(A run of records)
■ ■ ■ ■ ■

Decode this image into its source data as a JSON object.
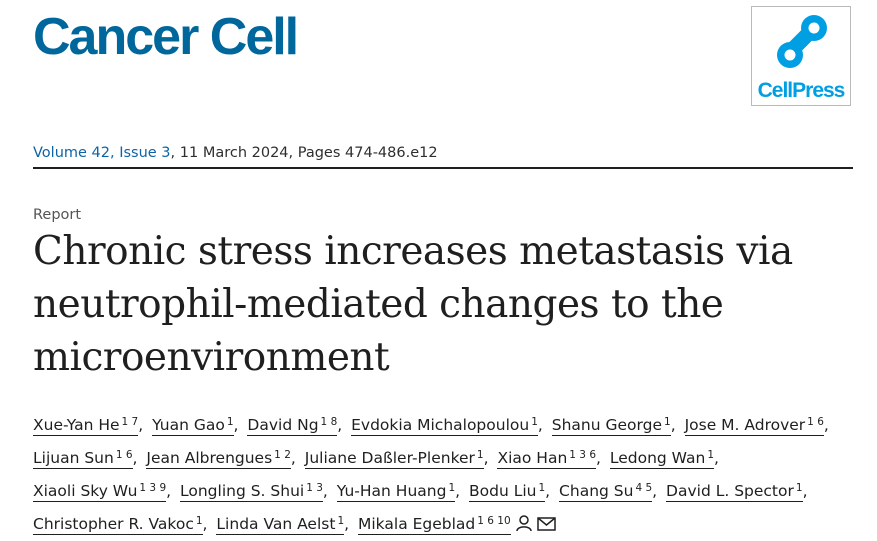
{
  "journal": {
    "title": "Cancer Cell"
  },
  "publisher": {
    "logo_text": "CellPress",
    "logo_color": "#009fe3"
  },
  "publication": {
    "volume_issue": "Volume 42, Issue 3",
    "date_pages": ", 11 March 2024, Pages 474-486.e12"
  },
  "article": {
    "type": "Report",
    "title": "Chronic stress increases metastasis via neutrophil-mediated changes to the microenvironment"
  },
  "authors": [
    {
      "name": "Xue-Yan He",
      "aff": "1 7"
    },
    {
      "name": "Yuan Gao",
      "aff": "1"
    },
    {
      "name": "David Ng",
      "aff": "1 8"
    },
    {
      "name": "Evdokia Michalopoulou",
      "aff": "1"
    },
    {
      "name": "Shanu George",
      "aff": "1"
    },
    {
      "name": "Jose M. Adrover",
      "aff": "1 6"
    },
    {
      "name": "Lijuan Sun",
      "aff": "1 6"
    },
    {
      "name": "Jean Albrengues",
      "aff": "1 2"
    },
    {
      "name": "Juliane Daßler-Plenker",
      "aff": "1"
    },
    {
      "name": "Xiao Han",
      "aff": "1 3 6"
    },
    {
      "name": "Ledong Wan",
      "aff": "1"
    },
    {
      "name": "Xiaoli Sky Wu",
      "aff": "1 3 9"
    },
    {
      "name": "Longling S. Shui",
      "aff": "1 3"
    },
    {
      "name": "Yu-Han Huang",
      "aff": "1"
    },
    {
      "name": "Bodu Liu",
      "aff": "1"
    },
    {
      "name": "Chang Su",
      "aff": "4 5"
    },
    {
      "name": "David L. Spector",
      "aff": "1"
    },
    {
      "name": "Christopher R. Vakoc",
      "aff": "1"
    },
    {
      "name": "Linda Van Aelst",
      "aff": "1"
    },
    {
      "name": "Mikala Egeblad",
      "aff": "1 6 10"
    }
  ],
  "icons": {
    "corresponding": "person-icon",
    "email": "envelope-icon"
  }
}
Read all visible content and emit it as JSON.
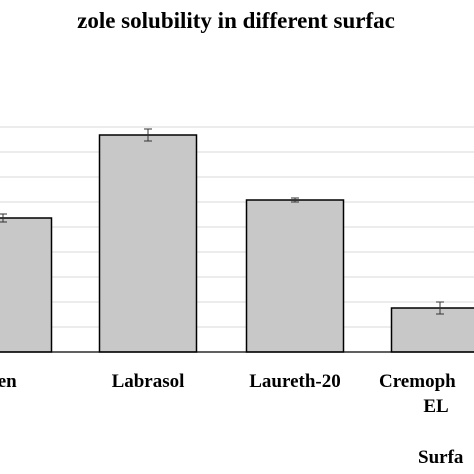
{
  "chart_data": {
    "type": "bar",
    "title": "zole solubility in different surfac",
    "xlabel": "Surfa",
    "ylabel": "",
    "categories": [
      [
        "een"
      ],
      [
        "Labrasol"
      ],
      [
        "Laureth-20"
      ],
      [
        "Cremoph",
        "EL"
      ]
    ],
    "values": [
      134,
      217,
      152,
      44
    ],
    "errors": [
      4,
      6,
      2,
      6
    ],
    "ylim": [
      0,
      248
    ],
    "grid": true,
    "legend": "none",
    "colors": {
      "bar_fill": "#c8c8c8",
      "bar_stroke": "#000000",
      "grid": "#d9d9d9",
      "axis": "#000000"
    }
  }
}
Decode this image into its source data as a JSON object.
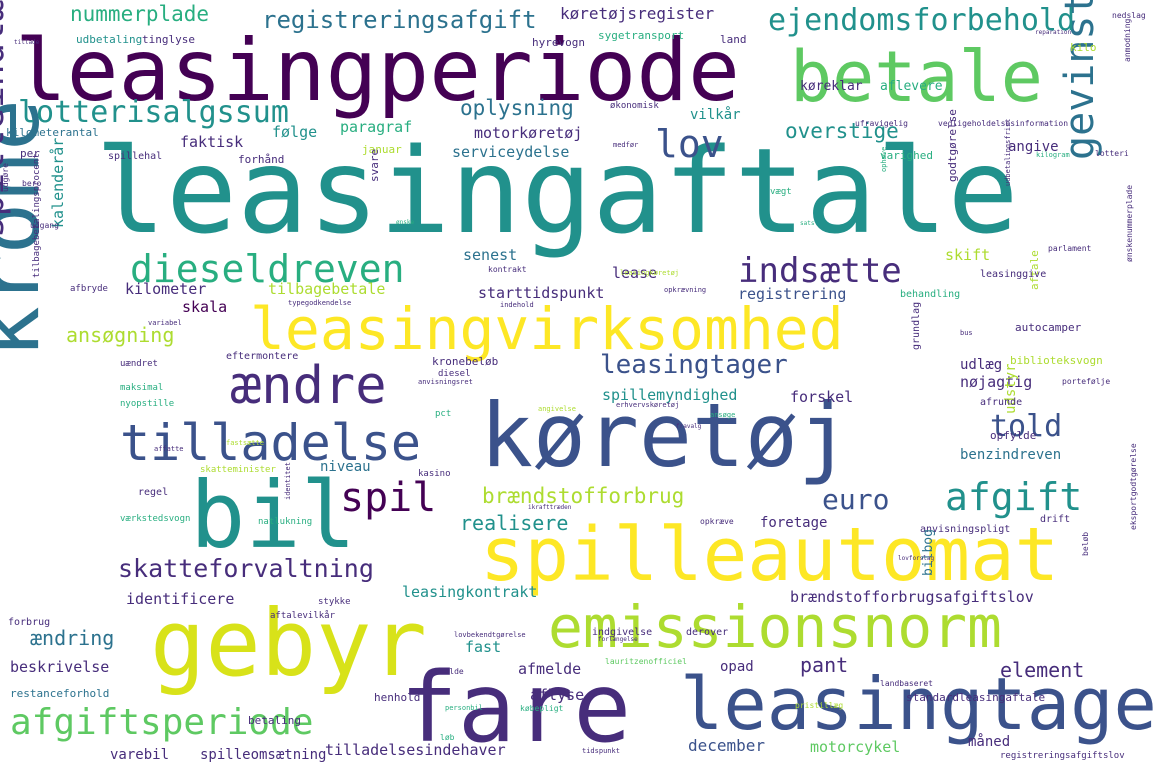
{
  "colors": {
    "dark_purple": "#440154",
    "purple": "#472d7b",
    "indigo": "#3b528b",
    "blue": "#2c728e",
    "teal": "#21918c",
    "green_teal": "#28ae80",
    "green": "#5ec962",
    "lime": "#addc30",
    "yellow": "#fde725"
  },
  "words": [
    "leasingaftale",
    "leasingperiode",
    "betale",
    "køretøj",
    "gebyr",
    "fare",
    "spilleautomat",
    "leasingtage",
    "krone",
    "bil",
    "leasingvirksomhed",
    "emissionsnorm",
    "tilladelse",
    "ændre",
    "dieseldreven",
    "indsætte",
    "gevinstgive",
    "spilleindtægt",
    "afgiftsperiode",
    "afgift",
    "skatteforvaltning",
    "lotterisalgssum",
    "registreringsafgift",
    "ejendomsforbehold",
    "nummerplade",
    "køretøjsregister",
    "lov",
    "spil",
    "told",
    "euro",
    "leasingtager",
    "brændstofforbrug",
    "realisere",
    "overstige",
    "oplysning",
    "paragraf",
    "motorkøretøj",
    "serviceydelse",
    "følge",
    "faktisk",
    "kalenderår",
    "ansøgning",
    "kilometer",
    "skala",
    "tilbagebetale",
    "starttidspunkt",
    "registrering",
    "senest",
    "lease",
    "skift",
    "angive",
    "vilkår",
    "køreklar",
    "aflevere",
    "sygetransport",
    "hyrevogn",
    "tinglyse",
    "udbetaling",
    "land",
    "kilo",
    "identificere",
    "leasingkontrakt",
    "brændstofforbrugsafgiftslov",
    "ændring",
    "beskrivelse",
    "fast",
    "afmelde",
    "aflyse",
    "pant",
    "element",
    "december",
    "motorcykel",
    "måned",
    "varebil",
    "spilleomsætning",
    "tilladelsesindehaver",
    "betaling",
    "henhold",
    "restanceforhold",
    "standardleasingaftale",
    "opad",
    "foretage",
    "benzindreven",
    "forskel",
    "nøjagtig",
    "udlæg",
    "biblioteksvogn",
    "opfylde",
    "spillemyndighed",
    "kronebeløb",
    "niveau",
    "udstyr",
    "kilometerantal",
    "per",
    "spillehal",
    "forhånd",
    "januar",
    "svare",
    "varighed",
    "godtgørelse",
    "aftale",
    "leasinggive",
    "behandling",
    "autocamper",
    "drift",
    "anvisningspligt",
    "bilbog",
    "indgivelse",
    "derover",
    "regel",
    "afrunde",
    "grundlag",
    "eftermontere",
    "uændret",
    "maksimal",
    "nyopstille",
    "diesel",
    "pct",
    "skatteminister",
    "afbryde",
    "forbrug",
    "aftalevilkår",
    "stykke",
    "natlukning",
    "værkstedsvogn",
    "kasino",
    "tilbagebetalingsprocent",
    "udgang",
    "bero",
    "udgøre",
    "økonomisk",
    "ufravigelig",
    "vedligeholdelsesinformation",
    "lotteri",
    "anmodning",
    "nedslag",
    "kontrakt",
    "parlament",
    "ønskenummerplade",
    "portefølje",
    "personbil",
    "lauritzenofficiel",
    "landbaseret",
    "pristillæg",
    "registreringsafgiftslov",
    "købepligt",
    "tidspunkt",
    "opkræve",
    "beløb",
    "eksportgodtgørelse",
    "identitet",
    "fastsætte",
    "affatte",
    "medfør",
    "vægt",
    "opkrævning",
    "angivelse",
    "erhvervskøretøj",
    "ophæve",
    "udbetalingsfrist",
    "kilogram",
    "leasingkøretøj",
    "typegodkendelse",
    "anvisningsret",
    "lovbekendtgørelse",
    "forlængelse",
    "løb",
    "anmelde",
    "ikrafttræden",
    "reparation",
    "ansøge",
    "indehold",
    "variabel",
    "bus",
    "tillade",
    "fravalg",
    "ønske",
    "sats",
    "lovforslag"
  ]
}
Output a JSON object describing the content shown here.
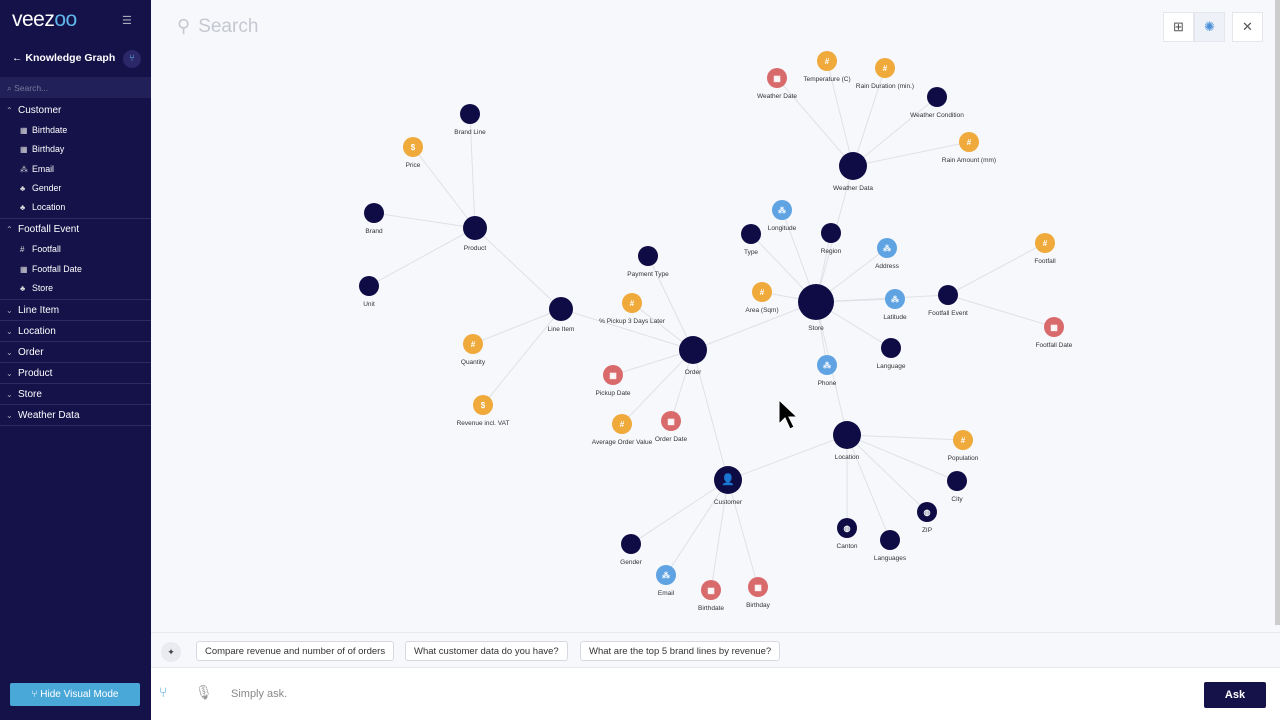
{
  "sidebar": {
    "logo_main": "veez",
    "logo_accent": "oo",
    "back_title": "Knowledge Graph",
    "search_placeholder": "Search...",
    "groups": [
      {
        "label": "Customer",
        "expanded": true,
        "items": [
          {
            "label": "Birthdate",
            "icon": "calendar-icon"
          },
          {
            "label": "Birthday",
            "icon": "calendar-icon"
          },
          {
            "label": "Email",
            "icon": "geo-icon"
          },
          {
            "label": "Gender",
            "icon": "category-icon"
          },
          {
            "label": "Location",
            "icon": "category-icon"
          }
        ]
      },
      {
        "label": "Footfall Event",
        "expanded": true,
        "items": [
          {
            "label": "Footfall",
            "icon": "hash-icon"
          },
          {
            "label": "Footfall Date",
            "icon": "calendar-icon"
          },
          {
            "label": "Store",
            "icon": "category-icon"
          }
        ]
      },
      {
        "label": "Line Item",
        "items": []
      },
      {
        "label": "Location",
        "items": []
      },
      {
        "label": "Order",
        "items": []
      },
      {
        "label": "Product",
        "items": []
      },
      {
        "label": "Store",
        "items": []
      },
      {
        "label": "Weather Data",
        "items": []
      }
    ],
    "hide_visual_mode": "Hide Visual Mode"
  },
  "search": {
    "placeholder": "Search"
  },
  "colors": {
    "entity": "#0f0c45",
    "number": "#f0a93b",
    "date": "#d96a6c",
    "geo": "#5fa3e2",
    "accent": "#4aa8d8"
  },
  "graph": {
    "nodes": [
      {
        "id": "product",
        "label": "Product",
        "kind": "entity",
        "size": "l"
      },
      {
        "id": "lineitem",
        "label": "Line Item",
        "kind": "entity",
        "size": "l"
      },
      {
        "id": "order",
        "label": "Order",
        "kind": "entity",
        "size": "xl"
      },
      {
        "id": "store",
        "label": "Store",
        "kind": "entity",
        "size": "xxl"
      },
      {
        "id": "weather",
        "label": "Weather Data",
        "kind": "entity",
        "size": "xl"
      },
      {
        "id": "location",
        "label": "Location",
        "kind": "entity",
        "size": "xl"
      },
      {
        "id": "customer",
        "label": "Customer",
        "kind": "person",
        "size": "xl"
      },
      {
        "id": "footfallevent",
        "label": "Footfall Event",
        "kind": "entity",
        "size": "m"
      },
      {
        "id": "brandline",
        "label": "Brand Line",
        "kind": "entity",
        "size": "m"
      },
      {
        "id": "brand",
        "label": "Brand",
        "kind": "entity",
        "size": "m"
      },
      {
        "id": "unit",
        "label": "Unit",
        "kind": "entity",
        "size": "m"
      },
      {
        "id": "paytype",
        "label": "Payment Type",
        "kind": "entity",
        "size": "m"
      },
      {
        "id": "type",
        "label": "Type",
        "kind": "entity",
        "size": "m"
      },
      {
        "id": "region",
        "label": "Region",
        "kind": "entity",
        "size": "m"
      },
      {
        "id": "wcond",
        "label": "Weather Condition",
        "kind": "entity",
        "size": "m"
      },
      {
        "id": "language",
        "label": "Language",
        "kind": "entity",
        "size": "m"
      },
      {
        "id": "city",
        "label": "City",
        "kind": "entity",
        "size": "m"
      },
      {
        "id": "languages",
        "label": "Languages",
        "kind": "entity",
        "size": "m"
      },
      {
        "id": "gender",
        "label": "Gender",
        "kind": "entity",
        "size": "m"
      },
      {
        "id": "zip",
        "label": "ZIP",
        "kind": "globe",
        "size": "m"
      },
      {
        "id": "canton",
        "label": "Canton",
        "kind": "globe",
        "size": "m"
      },
      {
        "id": "temp",
        "label": "Temperature (C)",
        "kind": "number",
        "size": "m"
      },
      {
        "id": "raindur",
        "label": "Rain Duration (min.)",
        "kind": "number",
        "size": "m"
      },
      {
        "id": "rainamt",
        "label": "Rain Amount (mm)",
        "kind": "number",
        "size": "m"
      },
      {
        "id": "area",
        "label": "Area (Sqm)",
        "kind": "number",
        "size": "m"
      },
      {
        "id": "pickup3",
        "label": "% Pickup 3 Days Later",
        "kind": "number",
        "size": "m"
      },
      {
        "id": "aov",
        "label": "Average Order Value",
        "kind": "number",
        "size": "m"
      },
      {
        "id": "footfall",
        "label": "Footfall",
        "kind": "number",
        "size": "m"
      },
      {
        "id": "population",
        "label": "Population",
        "kind": "number",
        "size": "m"
      },
      {
        "id": "quantity",
        "label": "Quantity",
        "kind": "number",
        "size": "m"
      },
      {
        "id": "price",
        "label": "Price",
        "kind": "money",
        "size": "m"
      },
      {
        "id": "revenue",
        "label": "Revenue incl. VAT",
        "kind": "money",
        "size": "m"
      },
      {
        "id": "wdate",
        "label": "Weather Date",
        "kind": "date",
        "size": "m"
      },
      {
        "id": "pickupdate",
        "label": "Pickup Date",
        "kind": "date",
        "size": "m"
      },
      {
        "id": "orderdate",
        "label": "Order Date",
        "kind": "date",
        "size": "m"
      },
      {
        "id": "ffdate",
        "label": "Footfall Date",
        "kind": "date",
        "size": "m"
      },
      {
        "id": "birthdate",
        "label": "Birthdate",
        "kind": "date",
        "size": "m"
      },
      {
        "id": "birthday",
        "label": "Birthday",
        "kind": "date",
        "size": "m"
      },
      {
        "id": "longitude",
        "label": "Longitude",
        "kind": "geo",
        "size": "m"
      },
      {
        "id": "address",
        "label": "Address",
        "kind": "geo",
        "size": "m"
      },
      {
        "id": "latitude",
        "label": "Latitude",
        "kind": "geo",
        "size": "m"
      },
      {
        "id": "phone",
        "label": "Phone",
        "kind": "geo",
        "size": "m"
      },
      {
        "id": "email",
        "label": "Email",
        "kind": "geo",
        "size": "m"
      }
    ],
    "edges": [
      [
        "product",
        "brandline"
      ],
      [
        "product",
        "price"
      ],
      [
        "product",
        "brand"
      ],
      [
        "product",
        "unit"
      ],
      [
        "product",
        "lineitem"
      ],
      [
        "lineitem",
        "quantity"
      ],
      [
        "lineitem",
        "revenue"
      ],
      [
        "lineitem",
        "order"
      ],
      [
        "order",
        "paytype"
      ],
      [
        "order",
        "pickup3"
      ],
      [
        "order",
        "pickupdate"
      ],
      [
        "order",
        "aov"
      ],
      [
        "order",
        "orderdate"
      ],
      [
        "order",
        "customer"
      ],
      [
        "order",
        "store"
      ],
      [
        "store",
        "type"
      ],
      [
        "store",
        "longitude"
      ],
      [
        "store",
        "region"
      ],
      [
        "store",
        "address"
      ],
      [
        "store",
        "area"
      ],
      [
        "store",
        "latitude"
      ],
      [
        "store",
        "footfallevent"
      ],
      [
        "store",
        "language"
      ],
      [
        "store",
        "phone"
      ],
      [
        "store",
        "weather"
      ],
      [
        "store",
        "location"
      ],
      [
        "weather",
        "wdate"
      ],
      [
        "weather",
        "temp"
      ],
      [
        "weather",
        "raindur"
      ],
      [
        "weather",
        "wcond"
      ],
      [
        "weather",
        "rainamt"
      ],
      [
        "footfallevent",
        "footfall"
      ],
      [
        "footfallevent",
        "ffdate"
      ],
      [
        "location",
        "population"
      ],
      [
        "location",
        "city"
      ],
      [
        "location",
        "zip"
      ],
      [
        "location",
        "languages"
      ],
      [
        "location",
        "canton"
      ],
      [
        "location",
        "customer"
      ],
      [
        "customer",
        "gender"
      ],
      [
        "customer",
        "email"
      ],
      [
        "customer",
        "birthdate"
      ],
      [
        "customer",
        "birthday"
      ]
    ]
  },
  "suggestions": [
    "Compare revenue and number of of orders",
    "What customer data do you have?",
    "What are the top 5 brand lines by revenue?"
  ],
  "ask": {
    "placeholder": "Simply ask.",
    "button": "Ask"
  }
}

■ ■ ■ ■ ■

**Aim**
Which lines of the data above contain "footfallevent"? Copy each one.

**Completed task**
        "id": "footfallevent",
        "footfallevent"
        "footfallevent",
        "footfallevent",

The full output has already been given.